Your task is to repeat the lines below exactly, excluding any pictures they contain.

--- start Data in this exercise ---

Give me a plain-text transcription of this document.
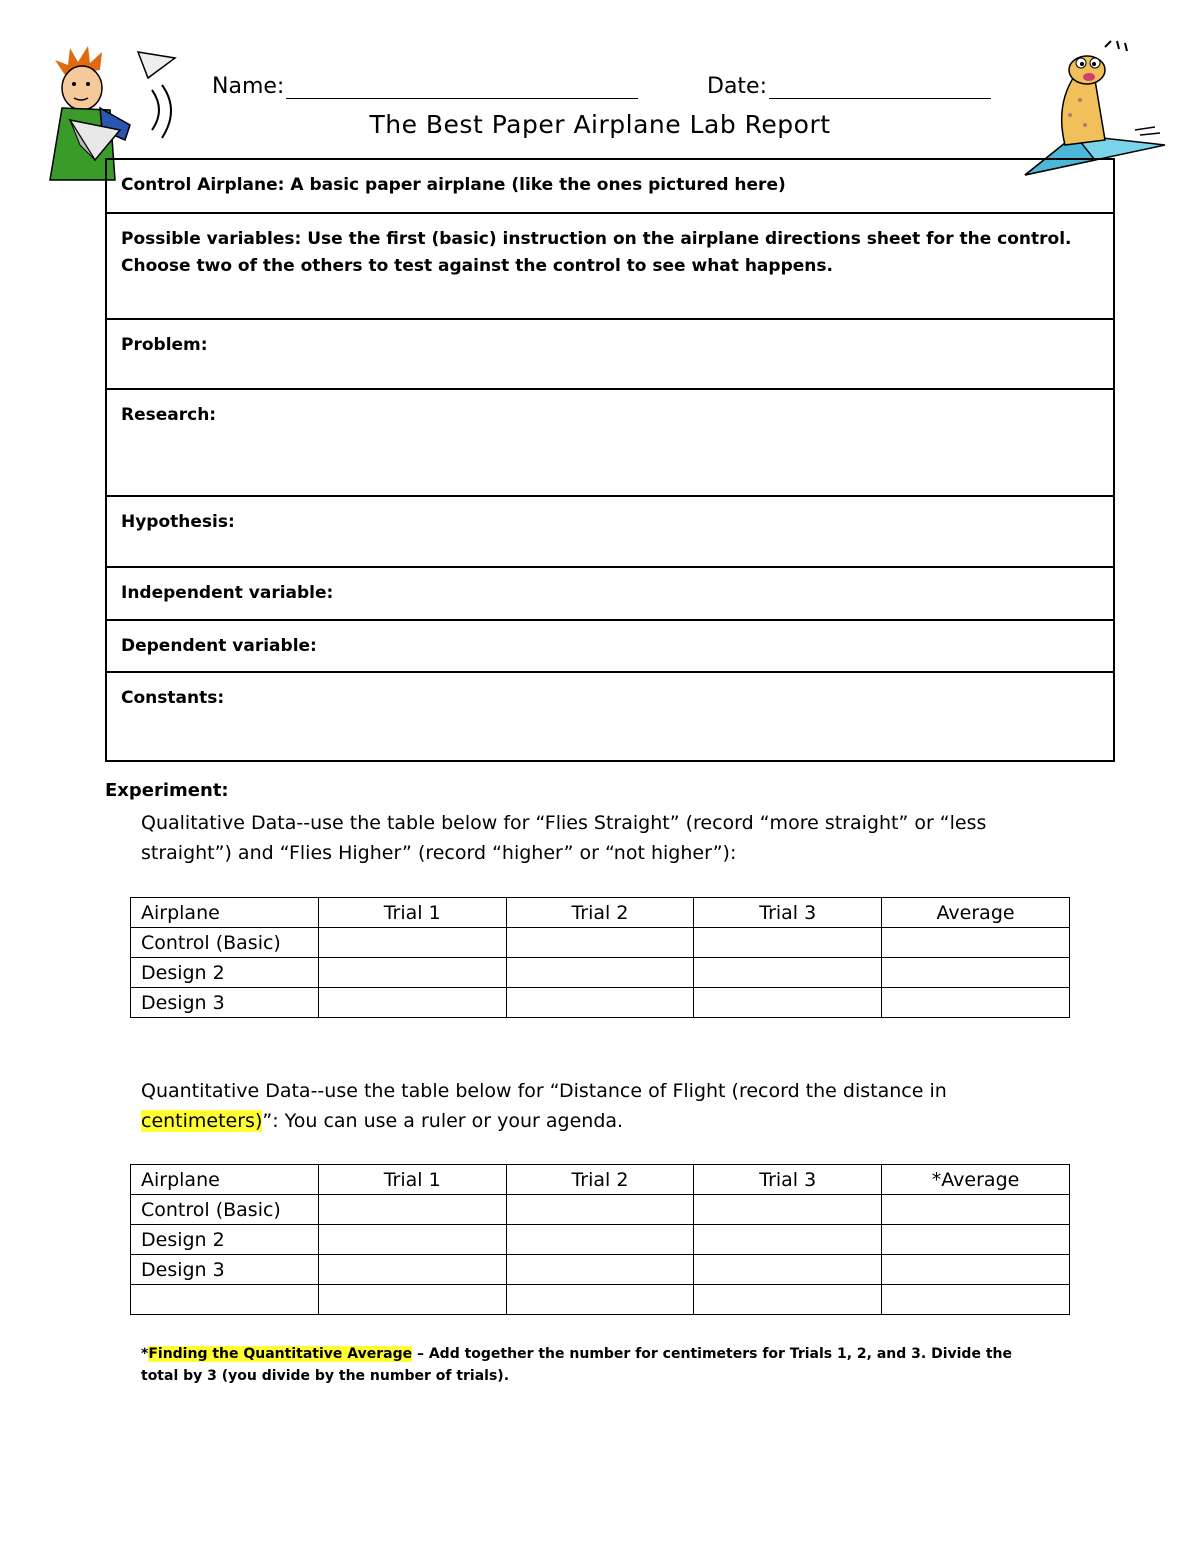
Name:	Date:
The Best Paper Airplane Lab Report
Control Airplane: A basic paper airplane (like the ones pictured here)
Possible variables: Use the first (basic) instruction on the airplane directions sheet for the control. Choose two of the others to test against the control to see what happens.
Problem:
Research:
Hypothesis:
Independent variable:
Dependent variable:
Constants:
Experiment:
Qualitative Data--use the table below for “Flies Straight” (record “more straight” or “less straight”) and “Flies Higher” (record “higher” or “not higher”):
Airplane	Trial 1	Trial 2	Trial 3	Average
Control (Basic)				
Design 2				
Design 3				
Quantitative Data--use the table below for “Distance of Flight (record the distance in centimeters)”: You can use a ruler or your agenda.
Airplane	Trial 1	Trial 2	Trial 3	*Average
Control (Basic)				
Design 2				
Design 3				

*Finding the Quantitative Average – Add together the number for centimeters for Trials 1, 2, and 3. Divide the total by 3 (you divide by the number of trials).
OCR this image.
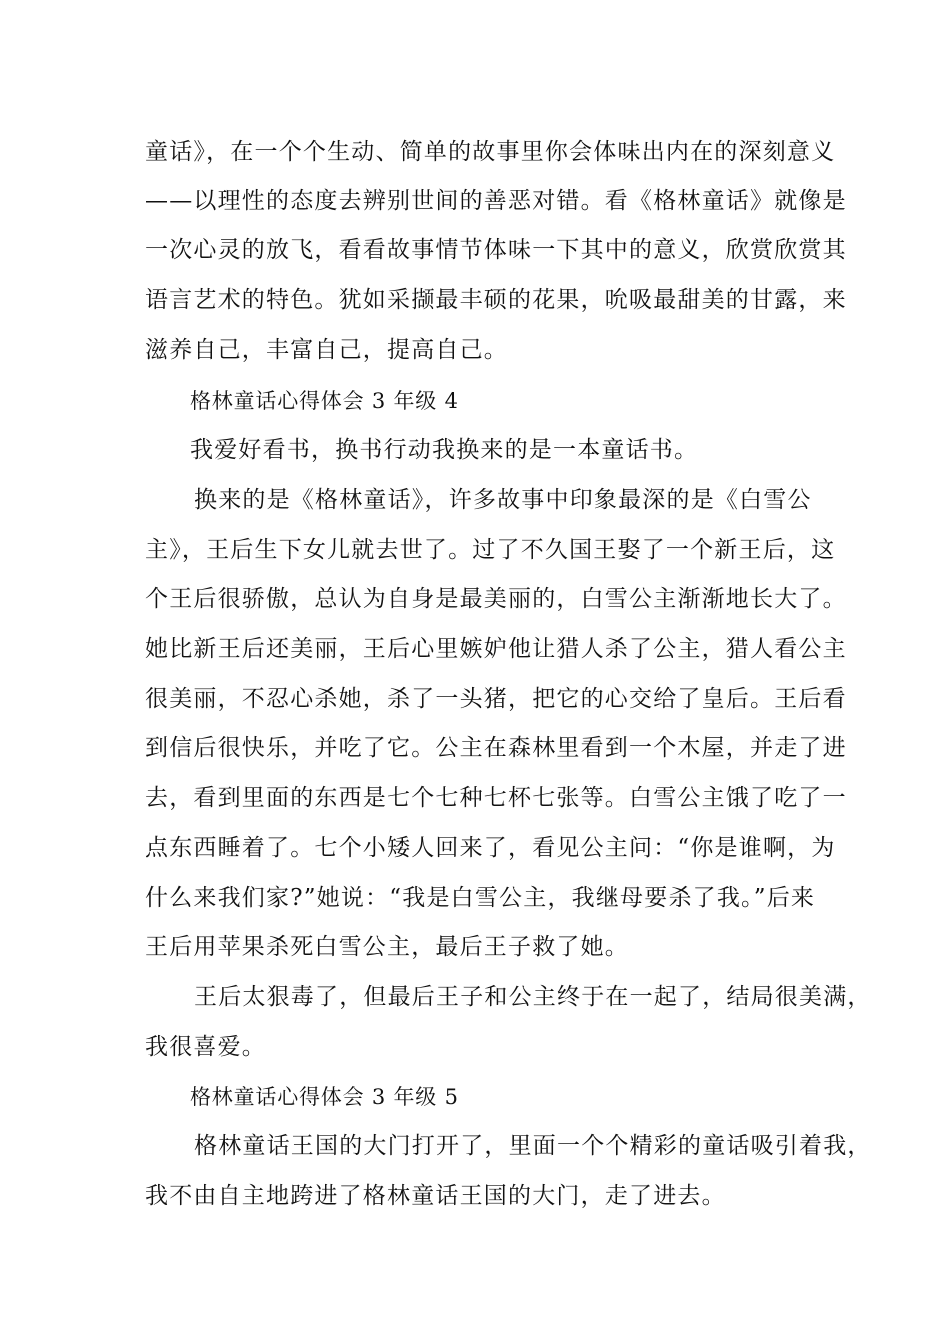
童话》，在一个个生动、简单的故事里你会体味出内在的深刻意义
——以理性的态度去辨别世间的善恶对错。看《格林童话》就像是
一次心灵的放飞，看看故事情节体味一下其中的意义，欣赏欣赏其
语言艺术的特色。犹如采撷最丰硕的花果，吮吸最甜美的甘露，来
滋养自己，丰富自己，提高自己。
格林童话心得体会 3 年级 4
我爱好看书，换书行动我换来的是一本童话书。
换来的是《格林童话》，许多故事中印象最深的是《白雪公
主》，王后生下女儿就去世了。过了不久国王娶了一个新王后，这
个王后很骄傲，总认为自身是最美丽的，白雪公主渐渐地长大了。
她比新王后还美丽，王后心里嫉妒他让猎人杀了公主，猎人看公主
很美丽，不忍心杀她，杀了一头猪，把它的心交给了皇后。王后看
到信后很快乐，并吃了它。公主在森林里看到一个木屋，并走了进
去，看到里面的东西是七个七种七杯七张等。白雪公主饿了吃了一
点东西睡着了。七个小矮人回来了，看见公主问：“你是谁啊，为
什么来我们家?”她说：“我是白雪公主，我继母要杀了我。”后来
王后用苹果杀死白雪公主，最后王子救了她。
王后太狠毒了，但最后王子和公主终于在一起了，结局很美满，
我很喜爱。
格林童话心得体会 3 年级 5
格林童话王国的大门打开了，里面一个个精彩的童话吸引着我，
我不由自主地跨进了格林童话王国的大门，走了进去。
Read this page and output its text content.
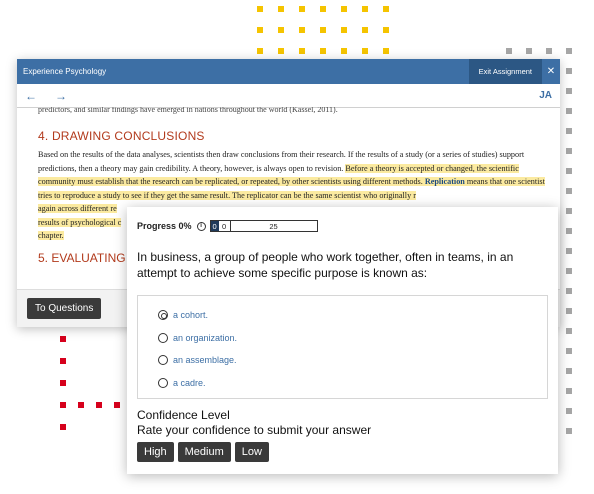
Experience Psychology	Exit Assignment	✕
← →	JA
predictors, and similar findings have emerged in nations throughout the world (Kassel, 2011).
4. DRAWING CONCLUSIONS
Based on the results of the data analyses, scientists then draw conclusions from their research. If the results of a study (or a series of studies) support predictions, then a theory may gain credibility. A theory, however, is always open to revision. Before a theory is accepted or changed, the scientific community must establish that the research can be replicated, or repeated, by other scientists using different methods. Replication means that one scientist tries to reproduce a study to see if they get the same result. The replicator can be the same scientist who originally r
again across different re
results of psychological c
chapter.
5. EVALUATING
To Questions
Progress 0%	i	0 0	25
In business, a group of people who work together, often in teams, in an attempt to achieve some specific purpose is known as:
a cohort.
an organization.
an assemblage.
a cadre.
Confidence Level
Rate your confidence to submit your answer
High	Medium	Low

--- end Data in this exercise ---

(Solution to the exercise):
Give me a plain-text transcription of this document.
Name:	Date:
The Best Paper Airplane Lab Report
Control Airplane: A basic paper airplane (like the ones pictured here)
Possible variables: Use the first (basic) instruction on the airplane directions sheet for the control. Choose two of the others to test against the control to see what happens.
Problem:
Research:
Hypothesis:
Independent variable:
Dependent variable:
Constants:
Experiment:
Qualitative Data--use the table below for “Flies Straight” (record “more straight” or “less straight”) and “Flies Higher” (record “higher” or “not higher”):
Airplane	Trial 1	Trial 2	Trial 3	Average
Control (Basic)				
Design 2				
Design 3				
Quantitative Data--use the table below for “Distance of Flight (record the distance in centimeters)”: You can use a ruler or your agenda.
Airplane	Trial 1	Trial 2	Trial 3	*Average
Control (Basic)				
Design 2				
Design 3				

*Finding the Quantitative Average – Add together the number for centimeters for Trials 1, 2, and 3. Divide the total by 3 (you divide by the number of trials).
OCR this image.
童话》，在一个个生动、简单的故事里你会体味出内在的深刻意义
——以理性的态度去辨别世间的善恶对错。看《格林童话》就像是
一次心灵的放飞，看看故事情节体味一下其中的意义，欣赏欣赏其
语言艺术的特色。犹如采撷最丰硕的花果，吮吸最甜美的甘露，来
滋养自己，丰富自己，提高自己。
格林童话心得体会 3 年级 4
我爱好看书，换书行动我换来的是一本童话书。
换来的是《格林童话》，许多故事中印象最深的是《白雪公
主》，王后生下女儿就去世了。过了不久国王娶了一个新王后，这
个王后很骄傲，总认为自身是最美丽的，白雪公主渐渐地长大了。
她比新王后还美丽，王后心里嫉妒他让猎人杀了公主，猎人看公主
很美丽，不忍心杀她，杀了一头猪，把它的心交给了皇后。王后看
到信后很快乐，并吃了它。公主在森林里看到一个木屋，并走了进
去，看到里面的东西是七个七种七杯七张等。白雪公主饿了吃了一
点东西睡着了。七个小矮人回来了，看见公主问：“你是谁啊，为
什么来我们家?”她说：“我是白雪公主，我继母要杀了我。”后来
王后用苹果杀死白雪公主，最后王子救了她。
王后太狠毒了，但最后王子和公主终于在一起了，结局很美满，
我很喜爱。
格林童话心得体会 3 年级 5
格林童话王国的大门打开了，里面一个个精彩的童话吸引着我，
我不由自主地跨进了格林童话王国的大门，走了进去。
Read this page and output its text content.
Experience Psychology	Exit Assignment	✕
← →	JA
predictors, and similar findings have emerged in nations throughout the world (Kassel, 2011).
4. DRAWING CONCLUSIONS
Based on the results of the data analyses, scientists then draw conclusions from their research. If the results of a study (or a series of studies) support predictions, then a theory may gain credibility. A theory, however, is always open to revision. Before a theory is accepted or changed, the scientific community must establish that the research can be replicated, or repeated, by other scientists using different methods. Replication means that one scientist tries to reproduce a study to see if they get the same result. The replicator can be the same scientist who originally r
again across different re
results of psychological c
chapter.
5. EVALUATING
To Questions
Progress 0%	i	0 0	25
In business, a group of people who work together, often in teams, in an attempt to achieve some specific purpose is known as:
a cohort.
an organization.
an assemblage.
a cadre.
Confidence Level
Rate your confidence to submit your answer
High	Medium	Low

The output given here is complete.